**GOAL OF THE EXERCISE**
Copy every line that holds the string "xlabel" from the data below.

**SUPPLIED INFORMATION**
• • • •

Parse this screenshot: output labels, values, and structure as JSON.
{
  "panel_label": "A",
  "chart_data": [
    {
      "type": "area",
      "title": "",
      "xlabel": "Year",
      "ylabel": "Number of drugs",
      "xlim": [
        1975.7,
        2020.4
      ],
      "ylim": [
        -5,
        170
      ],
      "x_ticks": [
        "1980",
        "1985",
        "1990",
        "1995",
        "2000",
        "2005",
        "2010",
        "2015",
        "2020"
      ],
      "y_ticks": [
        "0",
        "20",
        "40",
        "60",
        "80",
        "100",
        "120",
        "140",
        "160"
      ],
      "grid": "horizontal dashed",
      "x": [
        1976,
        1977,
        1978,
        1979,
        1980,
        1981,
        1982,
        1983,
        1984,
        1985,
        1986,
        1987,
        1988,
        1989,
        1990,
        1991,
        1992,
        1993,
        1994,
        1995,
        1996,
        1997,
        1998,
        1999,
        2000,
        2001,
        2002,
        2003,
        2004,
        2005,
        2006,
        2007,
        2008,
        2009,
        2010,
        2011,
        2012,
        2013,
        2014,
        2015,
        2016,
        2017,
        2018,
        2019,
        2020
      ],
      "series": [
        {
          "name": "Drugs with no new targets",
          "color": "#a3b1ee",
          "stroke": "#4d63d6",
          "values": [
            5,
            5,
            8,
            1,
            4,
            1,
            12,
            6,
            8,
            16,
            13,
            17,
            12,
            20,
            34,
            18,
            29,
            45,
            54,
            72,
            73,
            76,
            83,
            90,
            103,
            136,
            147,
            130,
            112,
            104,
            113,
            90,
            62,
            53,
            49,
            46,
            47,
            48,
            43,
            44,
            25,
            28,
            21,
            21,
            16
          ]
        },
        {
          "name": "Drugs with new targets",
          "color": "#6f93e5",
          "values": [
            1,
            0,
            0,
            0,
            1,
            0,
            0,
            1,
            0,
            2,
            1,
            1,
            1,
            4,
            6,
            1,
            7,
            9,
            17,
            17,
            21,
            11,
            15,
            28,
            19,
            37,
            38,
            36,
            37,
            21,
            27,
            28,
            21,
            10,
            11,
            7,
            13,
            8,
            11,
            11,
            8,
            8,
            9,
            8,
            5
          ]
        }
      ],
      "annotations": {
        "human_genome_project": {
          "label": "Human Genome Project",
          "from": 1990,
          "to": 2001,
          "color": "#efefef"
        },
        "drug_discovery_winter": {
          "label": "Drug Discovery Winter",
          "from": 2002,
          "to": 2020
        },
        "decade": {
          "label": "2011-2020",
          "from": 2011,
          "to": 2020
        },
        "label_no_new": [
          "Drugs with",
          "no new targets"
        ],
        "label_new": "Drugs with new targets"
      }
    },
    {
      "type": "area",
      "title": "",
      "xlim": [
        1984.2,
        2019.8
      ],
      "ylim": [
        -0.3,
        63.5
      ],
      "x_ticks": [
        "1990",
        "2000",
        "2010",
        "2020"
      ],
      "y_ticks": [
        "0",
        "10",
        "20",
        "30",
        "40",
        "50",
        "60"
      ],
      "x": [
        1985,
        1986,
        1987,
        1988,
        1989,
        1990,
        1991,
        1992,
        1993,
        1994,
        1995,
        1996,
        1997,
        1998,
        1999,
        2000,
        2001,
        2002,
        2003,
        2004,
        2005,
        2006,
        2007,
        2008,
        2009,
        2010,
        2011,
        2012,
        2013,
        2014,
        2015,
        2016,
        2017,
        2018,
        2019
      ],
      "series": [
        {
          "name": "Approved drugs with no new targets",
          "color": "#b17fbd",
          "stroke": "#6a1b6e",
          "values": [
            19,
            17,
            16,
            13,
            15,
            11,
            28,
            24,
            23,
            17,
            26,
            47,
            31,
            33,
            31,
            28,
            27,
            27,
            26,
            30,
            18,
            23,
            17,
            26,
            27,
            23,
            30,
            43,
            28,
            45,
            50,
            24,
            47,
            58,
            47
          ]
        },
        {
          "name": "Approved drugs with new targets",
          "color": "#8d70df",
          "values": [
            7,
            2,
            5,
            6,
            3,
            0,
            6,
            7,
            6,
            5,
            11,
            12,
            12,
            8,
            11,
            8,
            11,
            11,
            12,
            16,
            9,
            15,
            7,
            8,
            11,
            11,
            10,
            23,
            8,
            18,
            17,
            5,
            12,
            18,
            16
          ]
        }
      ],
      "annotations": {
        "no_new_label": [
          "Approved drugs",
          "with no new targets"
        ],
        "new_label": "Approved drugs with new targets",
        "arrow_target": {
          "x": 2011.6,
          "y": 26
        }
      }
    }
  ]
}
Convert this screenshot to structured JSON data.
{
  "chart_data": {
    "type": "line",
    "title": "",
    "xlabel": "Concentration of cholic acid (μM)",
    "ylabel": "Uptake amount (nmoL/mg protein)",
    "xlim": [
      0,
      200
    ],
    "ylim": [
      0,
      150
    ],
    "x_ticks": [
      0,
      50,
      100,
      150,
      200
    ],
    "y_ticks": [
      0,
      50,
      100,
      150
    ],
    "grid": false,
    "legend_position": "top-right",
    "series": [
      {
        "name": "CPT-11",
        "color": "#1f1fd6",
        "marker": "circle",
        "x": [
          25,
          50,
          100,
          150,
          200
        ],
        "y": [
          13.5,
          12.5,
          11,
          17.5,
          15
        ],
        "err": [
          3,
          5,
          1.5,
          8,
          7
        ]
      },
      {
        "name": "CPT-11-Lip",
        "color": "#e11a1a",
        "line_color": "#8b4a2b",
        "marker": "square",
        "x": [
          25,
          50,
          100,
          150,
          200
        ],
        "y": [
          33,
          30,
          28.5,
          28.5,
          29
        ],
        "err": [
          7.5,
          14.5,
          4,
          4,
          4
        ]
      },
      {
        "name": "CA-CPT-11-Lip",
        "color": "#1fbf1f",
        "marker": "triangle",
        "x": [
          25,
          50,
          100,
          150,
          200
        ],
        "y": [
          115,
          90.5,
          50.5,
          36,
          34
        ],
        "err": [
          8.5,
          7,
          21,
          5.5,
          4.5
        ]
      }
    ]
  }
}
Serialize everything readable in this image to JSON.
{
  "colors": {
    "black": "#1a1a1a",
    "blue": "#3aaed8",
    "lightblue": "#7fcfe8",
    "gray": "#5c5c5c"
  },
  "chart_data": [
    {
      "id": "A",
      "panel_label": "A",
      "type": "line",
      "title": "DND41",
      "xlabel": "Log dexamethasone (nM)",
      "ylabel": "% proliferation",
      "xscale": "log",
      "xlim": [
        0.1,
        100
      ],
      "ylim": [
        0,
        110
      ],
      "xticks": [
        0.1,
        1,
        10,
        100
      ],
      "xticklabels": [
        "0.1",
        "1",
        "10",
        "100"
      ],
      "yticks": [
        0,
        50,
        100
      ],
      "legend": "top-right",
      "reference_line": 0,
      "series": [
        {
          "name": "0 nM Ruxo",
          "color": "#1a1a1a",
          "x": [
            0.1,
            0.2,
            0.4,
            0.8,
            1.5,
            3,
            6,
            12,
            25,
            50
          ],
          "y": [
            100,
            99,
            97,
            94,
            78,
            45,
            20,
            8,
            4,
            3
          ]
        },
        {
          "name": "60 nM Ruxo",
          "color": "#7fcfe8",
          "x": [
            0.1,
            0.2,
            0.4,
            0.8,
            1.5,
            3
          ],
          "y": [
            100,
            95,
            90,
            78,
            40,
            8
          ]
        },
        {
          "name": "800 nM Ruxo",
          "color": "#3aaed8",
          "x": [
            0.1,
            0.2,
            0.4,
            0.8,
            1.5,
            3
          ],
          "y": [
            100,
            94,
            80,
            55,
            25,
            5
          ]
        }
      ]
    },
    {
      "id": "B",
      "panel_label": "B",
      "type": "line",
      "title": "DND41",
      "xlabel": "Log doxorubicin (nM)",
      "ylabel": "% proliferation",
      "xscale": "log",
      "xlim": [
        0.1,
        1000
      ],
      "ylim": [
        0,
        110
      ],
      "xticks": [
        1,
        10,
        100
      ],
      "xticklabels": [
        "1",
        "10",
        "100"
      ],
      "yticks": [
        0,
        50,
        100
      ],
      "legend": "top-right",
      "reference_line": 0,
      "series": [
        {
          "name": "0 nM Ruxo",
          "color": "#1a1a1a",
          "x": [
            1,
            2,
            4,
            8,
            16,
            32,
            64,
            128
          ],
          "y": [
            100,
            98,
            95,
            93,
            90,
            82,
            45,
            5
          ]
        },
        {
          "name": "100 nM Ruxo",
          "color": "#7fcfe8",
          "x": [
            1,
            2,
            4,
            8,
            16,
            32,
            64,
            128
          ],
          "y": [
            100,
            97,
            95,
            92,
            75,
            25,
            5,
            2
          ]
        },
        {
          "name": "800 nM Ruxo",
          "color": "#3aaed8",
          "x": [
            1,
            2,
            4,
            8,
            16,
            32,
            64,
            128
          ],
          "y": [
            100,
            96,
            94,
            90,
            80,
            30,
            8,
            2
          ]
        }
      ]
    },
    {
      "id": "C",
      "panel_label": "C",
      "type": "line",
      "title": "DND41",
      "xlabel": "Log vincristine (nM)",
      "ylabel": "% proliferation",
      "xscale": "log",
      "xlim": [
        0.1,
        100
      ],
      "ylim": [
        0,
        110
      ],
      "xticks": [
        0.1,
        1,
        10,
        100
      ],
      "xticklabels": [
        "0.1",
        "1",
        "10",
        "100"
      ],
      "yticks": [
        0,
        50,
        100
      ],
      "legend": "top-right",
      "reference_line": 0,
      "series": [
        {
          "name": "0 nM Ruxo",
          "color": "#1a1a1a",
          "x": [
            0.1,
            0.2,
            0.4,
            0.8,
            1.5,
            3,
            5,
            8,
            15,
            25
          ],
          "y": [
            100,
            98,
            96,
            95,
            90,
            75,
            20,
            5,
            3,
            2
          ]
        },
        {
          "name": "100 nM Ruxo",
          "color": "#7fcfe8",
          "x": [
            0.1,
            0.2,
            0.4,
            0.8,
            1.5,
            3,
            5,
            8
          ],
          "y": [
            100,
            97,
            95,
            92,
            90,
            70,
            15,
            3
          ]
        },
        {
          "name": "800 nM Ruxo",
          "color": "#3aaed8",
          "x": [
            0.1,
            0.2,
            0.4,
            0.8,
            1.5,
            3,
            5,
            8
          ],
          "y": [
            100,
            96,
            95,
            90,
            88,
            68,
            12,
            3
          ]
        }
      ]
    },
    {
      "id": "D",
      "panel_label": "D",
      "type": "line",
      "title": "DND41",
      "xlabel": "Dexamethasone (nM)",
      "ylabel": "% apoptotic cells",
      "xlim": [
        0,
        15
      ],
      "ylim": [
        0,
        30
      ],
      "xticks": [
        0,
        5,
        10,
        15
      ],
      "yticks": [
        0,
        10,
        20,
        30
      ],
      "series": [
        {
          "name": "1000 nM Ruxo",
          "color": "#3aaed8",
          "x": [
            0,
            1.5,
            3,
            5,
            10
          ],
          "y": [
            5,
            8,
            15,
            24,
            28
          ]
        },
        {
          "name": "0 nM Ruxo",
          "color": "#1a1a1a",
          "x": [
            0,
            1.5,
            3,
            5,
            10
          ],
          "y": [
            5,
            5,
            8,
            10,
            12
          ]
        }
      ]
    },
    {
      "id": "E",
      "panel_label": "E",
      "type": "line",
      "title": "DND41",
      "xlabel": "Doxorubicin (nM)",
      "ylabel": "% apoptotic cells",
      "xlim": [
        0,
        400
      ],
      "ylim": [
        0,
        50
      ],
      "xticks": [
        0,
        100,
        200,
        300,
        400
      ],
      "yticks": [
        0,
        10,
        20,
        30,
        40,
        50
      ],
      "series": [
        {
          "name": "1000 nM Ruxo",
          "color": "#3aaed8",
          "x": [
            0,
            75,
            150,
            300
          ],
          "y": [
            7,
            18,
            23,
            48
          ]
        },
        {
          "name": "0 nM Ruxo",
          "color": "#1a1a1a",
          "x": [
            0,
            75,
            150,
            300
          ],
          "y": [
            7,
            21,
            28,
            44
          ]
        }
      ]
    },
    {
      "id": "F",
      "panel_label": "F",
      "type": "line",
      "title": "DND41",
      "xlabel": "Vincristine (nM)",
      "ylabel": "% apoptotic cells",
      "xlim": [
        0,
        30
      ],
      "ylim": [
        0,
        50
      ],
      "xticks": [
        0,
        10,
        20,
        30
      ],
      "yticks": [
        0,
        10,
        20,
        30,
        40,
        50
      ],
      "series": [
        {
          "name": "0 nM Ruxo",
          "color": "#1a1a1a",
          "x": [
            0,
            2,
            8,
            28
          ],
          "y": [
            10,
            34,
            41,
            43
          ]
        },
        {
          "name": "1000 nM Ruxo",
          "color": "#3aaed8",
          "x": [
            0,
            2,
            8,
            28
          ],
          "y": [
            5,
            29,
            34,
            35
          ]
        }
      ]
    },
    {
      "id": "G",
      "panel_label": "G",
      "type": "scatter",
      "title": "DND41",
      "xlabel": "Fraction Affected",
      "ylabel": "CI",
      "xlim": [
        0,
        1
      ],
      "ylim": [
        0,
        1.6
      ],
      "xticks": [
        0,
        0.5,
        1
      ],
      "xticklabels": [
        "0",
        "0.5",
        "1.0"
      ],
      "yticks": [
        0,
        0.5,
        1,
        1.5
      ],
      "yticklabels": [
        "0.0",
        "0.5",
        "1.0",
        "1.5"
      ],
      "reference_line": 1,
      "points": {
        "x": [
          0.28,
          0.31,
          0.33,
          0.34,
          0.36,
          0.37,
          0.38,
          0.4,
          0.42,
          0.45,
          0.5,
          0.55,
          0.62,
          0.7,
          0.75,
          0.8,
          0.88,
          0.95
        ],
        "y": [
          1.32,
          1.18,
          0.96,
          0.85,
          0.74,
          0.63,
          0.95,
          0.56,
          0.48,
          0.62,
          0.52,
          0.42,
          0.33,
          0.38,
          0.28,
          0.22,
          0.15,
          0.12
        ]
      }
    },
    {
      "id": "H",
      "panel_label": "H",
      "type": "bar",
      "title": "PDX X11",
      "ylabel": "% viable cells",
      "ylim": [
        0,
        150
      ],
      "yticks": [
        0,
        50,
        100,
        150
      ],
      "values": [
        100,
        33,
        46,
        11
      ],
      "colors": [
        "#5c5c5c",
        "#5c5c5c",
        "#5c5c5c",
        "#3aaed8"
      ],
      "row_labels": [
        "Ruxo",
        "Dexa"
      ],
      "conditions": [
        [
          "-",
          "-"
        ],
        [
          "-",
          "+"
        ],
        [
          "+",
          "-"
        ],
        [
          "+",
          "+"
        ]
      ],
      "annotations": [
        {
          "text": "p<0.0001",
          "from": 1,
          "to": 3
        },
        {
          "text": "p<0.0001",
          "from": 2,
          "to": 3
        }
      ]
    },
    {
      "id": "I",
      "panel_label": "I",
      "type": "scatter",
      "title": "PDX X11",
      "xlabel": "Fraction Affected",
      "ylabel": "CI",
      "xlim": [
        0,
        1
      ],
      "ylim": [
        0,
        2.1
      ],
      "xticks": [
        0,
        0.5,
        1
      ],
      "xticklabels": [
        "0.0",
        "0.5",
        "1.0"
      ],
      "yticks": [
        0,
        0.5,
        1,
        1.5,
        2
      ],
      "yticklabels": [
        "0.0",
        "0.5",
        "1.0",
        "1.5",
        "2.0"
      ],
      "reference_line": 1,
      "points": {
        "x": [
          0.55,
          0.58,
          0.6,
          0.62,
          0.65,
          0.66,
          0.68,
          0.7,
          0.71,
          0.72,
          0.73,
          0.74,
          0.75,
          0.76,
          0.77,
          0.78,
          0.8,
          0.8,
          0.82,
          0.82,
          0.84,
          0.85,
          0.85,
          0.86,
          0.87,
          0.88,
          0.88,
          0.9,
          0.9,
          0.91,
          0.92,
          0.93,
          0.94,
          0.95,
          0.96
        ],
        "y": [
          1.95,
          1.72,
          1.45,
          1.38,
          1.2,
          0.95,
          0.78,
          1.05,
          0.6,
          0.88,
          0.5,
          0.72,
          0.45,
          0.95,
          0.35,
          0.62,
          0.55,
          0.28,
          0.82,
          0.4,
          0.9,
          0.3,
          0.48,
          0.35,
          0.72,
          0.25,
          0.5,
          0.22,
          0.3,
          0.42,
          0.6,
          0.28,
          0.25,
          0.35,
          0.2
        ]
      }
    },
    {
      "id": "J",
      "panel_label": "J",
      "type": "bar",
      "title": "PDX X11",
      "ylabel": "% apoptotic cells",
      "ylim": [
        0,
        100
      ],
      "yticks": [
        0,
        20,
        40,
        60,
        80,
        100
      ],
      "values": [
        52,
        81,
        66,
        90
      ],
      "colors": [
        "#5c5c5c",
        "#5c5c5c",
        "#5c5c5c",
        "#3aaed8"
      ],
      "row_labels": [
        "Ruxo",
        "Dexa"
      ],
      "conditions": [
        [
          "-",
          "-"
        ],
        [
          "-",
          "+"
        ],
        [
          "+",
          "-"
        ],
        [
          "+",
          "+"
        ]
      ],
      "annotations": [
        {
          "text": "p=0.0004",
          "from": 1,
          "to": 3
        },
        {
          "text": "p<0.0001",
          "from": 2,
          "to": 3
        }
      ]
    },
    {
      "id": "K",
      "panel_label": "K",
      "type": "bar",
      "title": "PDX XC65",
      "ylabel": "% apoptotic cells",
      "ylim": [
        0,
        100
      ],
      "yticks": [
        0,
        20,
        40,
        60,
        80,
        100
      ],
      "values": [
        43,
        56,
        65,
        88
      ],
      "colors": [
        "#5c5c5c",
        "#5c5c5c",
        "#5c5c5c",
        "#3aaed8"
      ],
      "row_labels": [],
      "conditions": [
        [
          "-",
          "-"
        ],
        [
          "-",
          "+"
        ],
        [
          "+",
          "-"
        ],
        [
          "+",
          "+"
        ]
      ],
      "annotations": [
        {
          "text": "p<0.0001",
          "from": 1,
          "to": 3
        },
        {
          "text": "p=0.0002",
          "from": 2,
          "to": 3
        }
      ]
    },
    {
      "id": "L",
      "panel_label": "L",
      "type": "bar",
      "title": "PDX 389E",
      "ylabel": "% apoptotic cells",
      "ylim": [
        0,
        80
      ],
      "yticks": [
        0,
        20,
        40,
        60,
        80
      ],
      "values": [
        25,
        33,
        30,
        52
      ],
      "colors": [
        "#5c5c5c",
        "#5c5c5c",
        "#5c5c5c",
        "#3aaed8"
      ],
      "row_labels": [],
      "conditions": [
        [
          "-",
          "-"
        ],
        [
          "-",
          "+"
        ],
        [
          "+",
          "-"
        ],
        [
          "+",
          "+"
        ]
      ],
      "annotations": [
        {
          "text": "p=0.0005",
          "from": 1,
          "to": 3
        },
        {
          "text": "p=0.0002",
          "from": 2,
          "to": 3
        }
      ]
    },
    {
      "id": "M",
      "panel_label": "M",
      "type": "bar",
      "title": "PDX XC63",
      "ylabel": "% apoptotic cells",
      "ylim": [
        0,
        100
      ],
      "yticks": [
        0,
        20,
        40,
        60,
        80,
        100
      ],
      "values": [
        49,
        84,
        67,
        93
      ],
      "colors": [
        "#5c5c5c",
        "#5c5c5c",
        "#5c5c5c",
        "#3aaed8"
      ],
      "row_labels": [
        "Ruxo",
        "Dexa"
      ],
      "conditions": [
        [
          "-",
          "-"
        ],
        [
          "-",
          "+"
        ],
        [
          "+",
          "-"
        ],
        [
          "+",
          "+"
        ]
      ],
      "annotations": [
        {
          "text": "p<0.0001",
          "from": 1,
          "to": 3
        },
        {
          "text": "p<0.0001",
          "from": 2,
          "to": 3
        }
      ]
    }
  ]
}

• • • •

**SOLUTION**
      "xlabel": "Year",
    "xlabel": "Concentration of cholic acid (μM)",
      "xlabel": "Log dexamethasone (nM)",
      "xlabel": "Log doxorubicin (nM)",
      "xlabel": "Log vincristine (nM)",
      "xlabel": "Dexamethasone (nM)",
      "xlabel": "Doxorubicin (nM)",
      "xlabel": "Vincristine (nM)",
      "xlabel": "Fraction Affected",
      "xlabel": "Fraction Affected",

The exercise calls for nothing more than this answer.